START Given data

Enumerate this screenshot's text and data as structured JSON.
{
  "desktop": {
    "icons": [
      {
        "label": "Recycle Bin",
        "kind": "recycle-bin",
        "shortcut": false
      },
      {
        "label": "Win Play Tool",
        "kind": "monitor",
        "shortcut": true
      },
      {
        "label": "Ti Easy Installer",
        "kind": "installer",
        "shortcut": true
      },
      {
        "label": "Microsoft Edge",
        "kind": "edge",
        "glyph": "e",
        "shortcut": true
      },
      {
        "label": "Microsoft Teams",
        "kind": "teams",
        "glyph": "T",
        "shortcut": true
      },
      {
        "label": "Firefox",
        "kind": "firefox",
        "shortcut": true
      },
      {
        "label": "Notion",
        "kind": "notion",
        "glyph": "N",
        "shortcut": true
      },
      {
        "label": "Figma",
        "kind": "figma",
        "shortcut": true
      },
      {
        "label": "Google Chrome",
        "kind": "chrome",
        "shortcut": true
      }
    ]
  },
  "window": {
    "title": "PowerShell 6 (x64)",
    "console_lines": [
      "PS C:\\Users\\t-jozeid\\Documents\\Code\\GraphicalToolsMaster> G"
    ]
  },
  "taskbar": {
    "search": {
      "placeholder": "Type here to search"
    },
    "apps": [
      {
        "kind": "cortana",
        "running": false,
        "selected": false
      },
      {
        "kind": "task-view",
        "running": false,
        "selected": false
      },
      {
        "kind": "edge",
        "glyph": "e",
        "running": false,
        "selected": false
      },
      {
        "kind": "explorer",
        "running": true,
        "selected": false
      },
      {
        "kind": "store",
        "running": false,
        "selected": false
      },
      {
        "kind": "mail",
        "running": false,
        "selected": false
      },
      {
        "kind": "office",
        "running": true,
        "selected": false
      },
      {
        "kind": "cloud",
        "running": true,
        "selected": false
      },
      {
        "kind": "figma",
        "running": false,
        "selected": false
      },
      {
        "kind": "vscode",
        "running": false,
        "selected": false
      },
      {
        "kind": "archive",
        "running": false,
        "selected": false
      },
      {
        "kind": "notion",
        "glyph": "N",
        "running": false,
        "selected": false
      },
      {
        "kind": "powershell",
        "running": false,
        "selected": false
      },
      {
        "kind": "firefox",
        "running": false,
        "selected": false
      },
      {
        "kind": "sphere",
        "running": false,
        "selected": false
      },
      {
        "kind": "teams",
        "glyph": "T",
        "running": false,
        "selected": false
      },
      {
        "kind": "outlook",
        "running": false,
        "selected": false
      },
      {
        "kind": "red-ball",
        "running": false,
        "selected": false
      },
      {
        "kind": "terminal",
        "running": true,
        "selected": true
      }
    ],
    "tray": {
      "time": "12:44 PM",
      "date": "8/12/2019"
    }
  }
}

END Given data

Repeat the records above exactly, from the first line to the last.

Enumerate this screenshot's text and data as structured JSON.
{
  "desktop": {
    "icons": [
      {
        "label": "Recycle Bin",
        "kind": "recycle-bin",
        "shortcut": false
      },
      {
        "label": "Win Play Tool",
        "kind": "monitor",
        "shortcut": true
      },
      {
        "label": "Ti Easy Installer",
        "kind": "installer",
        "shortcut": true
      },
      {
        "label": "Microsoft Edge",
        "kind": "edge",
        "glyph": "e",
        "shortcut": true
      },
      {
        "label": "Microsoft Teams",
        "kind": "teams",
        "glyph": "T",
        "shortcut": true
      },
      {
        "label": "Firefox",
        "kind": "firefox",
        "shortcut": true
      },
      {
        "label": "Notion",
        "kind": "notion",
        "glyph": "N",
        "shortcut": true
      },
      {
        "label": "Figma",
        "kind": "figma",
        "shortcut": true
      },
      {
        "label": "Google Chrome",
        "kind": "chrome",
        "shortcut": true
      }
    ]
  },
  "window": {
    "title": "PowerShell 6 (x64)",
    "console_lines": [
      "PS C:\\Users\\t-jozeid\\Documents\\Code\\GraphicalToolsMaster> G"
    ]
  },
  "taskbar": {
    "search": {
      "placeholder": "Type here to search"
    },
    "apps": [
      {
        "kind": "cortana",
        "running": false,
        "selected": false
      },
      {
        "kind": "task-view",
        "running": false,
        "selected": false
      },
      {
        "kind": "edge",
        "glyph": "e",
        "running": false,
        "selected": false
      },
      {
        "kind": "explorer",
        "running": true,
        "selected": false
      },
      {
        "kind": "store",
        "running": false,
        "selected": false
      },
      {
        "kind": "mail",
        "running": false,
        "selected": false
      },
      {
        "kind": "office",
        "running": true,
        "selected": false
      },
      {
        "kind": "cloud",
        "running": true,
        "selected": false
      },
      {
        "kind": "figma",
        "running": false,
        "selected": false
      },
      {
        "kind": "vscode",
        "running": false,
        "selected": false
      },
      {
        "kind": "archive",
        "running": false,
        "selected": false
      },
      {
        "kind": "notion",
        "glyph": "N",
        "running": false,
        "selected": false
      },
      {
        "kind": "powershell",
        "running": false,
        "selected": false
      },
      {
        "kind": "firefox",
        "running": false,
        "selected": false
      },
      {
        "kind": "sphere",
        "running": false,
        "selected": false
      },
      {
        "kind": "teams",
        "glyph": "T",
        "running": false,
        "selected": false
      },
      {
        "kind": "outlook",
        "running": false,
        "selected": false
      },
      {
        "kind": "red-ball",
        "running": false,
        "selected": false
      },
      {
        "kind": "terminal",
        "running": true,
        "selected": true
      }
    ],
    "tray": {
      "time": "12:44 PM",
      "date": "8/12/2019"
    }
  }
}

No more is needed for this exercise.